What you will do: Print the stretch of entries from the first line through the line containing "y-tick-label: 80 — [50, 59, 67, 76]", both ends included, copying every line unchanged.

Source data:
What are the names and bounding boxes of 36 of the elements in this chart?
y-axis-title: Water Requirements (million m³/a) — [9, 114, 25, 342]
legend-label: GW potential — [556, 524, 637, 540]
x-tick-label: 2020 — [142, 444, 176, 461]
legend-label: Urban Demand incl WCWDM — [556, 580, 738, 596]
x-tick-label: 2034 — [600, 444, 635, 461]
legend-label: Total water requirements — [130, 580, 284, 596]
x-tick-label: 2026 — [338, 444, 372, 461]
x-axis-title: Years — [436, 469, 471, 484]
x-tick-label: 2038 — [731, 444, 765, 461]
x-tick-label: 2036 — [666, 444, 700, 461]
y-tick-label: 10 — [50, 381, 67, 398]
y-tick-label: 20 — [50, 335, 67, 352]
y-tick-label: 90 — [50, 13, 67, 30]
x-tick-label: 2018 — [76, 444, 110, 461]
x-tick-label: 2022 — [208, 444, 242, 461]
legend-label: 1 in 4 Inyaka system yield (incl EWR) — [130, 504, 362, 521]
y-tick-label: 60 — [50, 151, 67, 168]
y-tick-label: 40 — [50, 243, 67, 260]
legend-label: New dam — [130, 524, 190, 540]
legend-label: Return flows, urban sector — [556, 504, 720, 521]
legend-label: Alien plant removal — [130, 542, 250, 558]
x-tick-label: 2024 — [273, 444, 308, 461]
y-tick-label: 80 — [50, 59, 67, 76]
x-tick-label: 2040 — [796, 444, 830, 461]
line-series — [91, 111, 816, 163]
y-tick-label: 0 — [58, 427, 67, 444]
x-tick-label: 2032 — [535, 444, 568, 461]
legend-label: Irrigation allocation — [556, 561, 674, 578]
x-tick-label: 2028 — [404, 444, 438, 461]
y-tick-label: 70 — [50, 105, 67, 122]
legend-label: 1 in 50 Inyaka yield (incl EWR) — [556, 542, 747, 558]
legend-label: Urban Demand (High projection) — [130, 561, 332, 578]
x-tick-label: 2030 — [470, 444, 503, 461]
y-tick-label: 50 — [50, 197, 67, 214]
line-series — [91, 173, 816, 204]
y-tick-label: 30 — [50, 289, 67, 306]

Response:
What are the names and bounding boxes of 36 of the elements in this chart?
y-axis-title: Water Requirements (million m³/a) — [9, 114, 25, 342]
legend-label: GW potential — [556, 524, 637, 540]
x-tick-label: 2020 — [142, 444, 176, 461]
legend-label: Urban Demand incl WCWDM — [556, 580, 738, 596]
x-tick-label: 2034 — [600, 444, 635, 461]
legend-label: Total water requirements — [130, 580, 284, 596]
x-tick-label: 2026 — [338, 444, 372, 461]
x-axis-title: Years — [436, 469, 471, 484]
x-tick-label: 2038 — [731, 444, 765, 461]
x-tick-label: 2036 — [666, 444, 700, 461]
y-tick-label: 10 — [50, 381, 67, 398]
y-tick-label: 20 — [50, 335, 67, 352]
y-tick-label: 90 — [50, 13, 67, 30]
x-tick-label: 2018 — [76, 444, 110, 461]
x-tick-label: 2022 — [208, 444, 242, 461]
legend-label: 1 in 4 Inyaka system yield (incl EWR) — [130, 504, 362, 521]
y-tick-label: 60 — [50, 151, 67, 168]
y-tick-label: 40 — [50, 243, 67, 260]
legend-label: New dam — [130, 524, 190, 540]
legend-label: Return flows, urban sector — [556, 504, 720, 521]
legend-label: Alien plant removal — [130, 542, 250, 558]
x-tick-label: 2024 — [273, 444, 308, 461]
y-tick-label: 80 — [50, 59, 67, 76]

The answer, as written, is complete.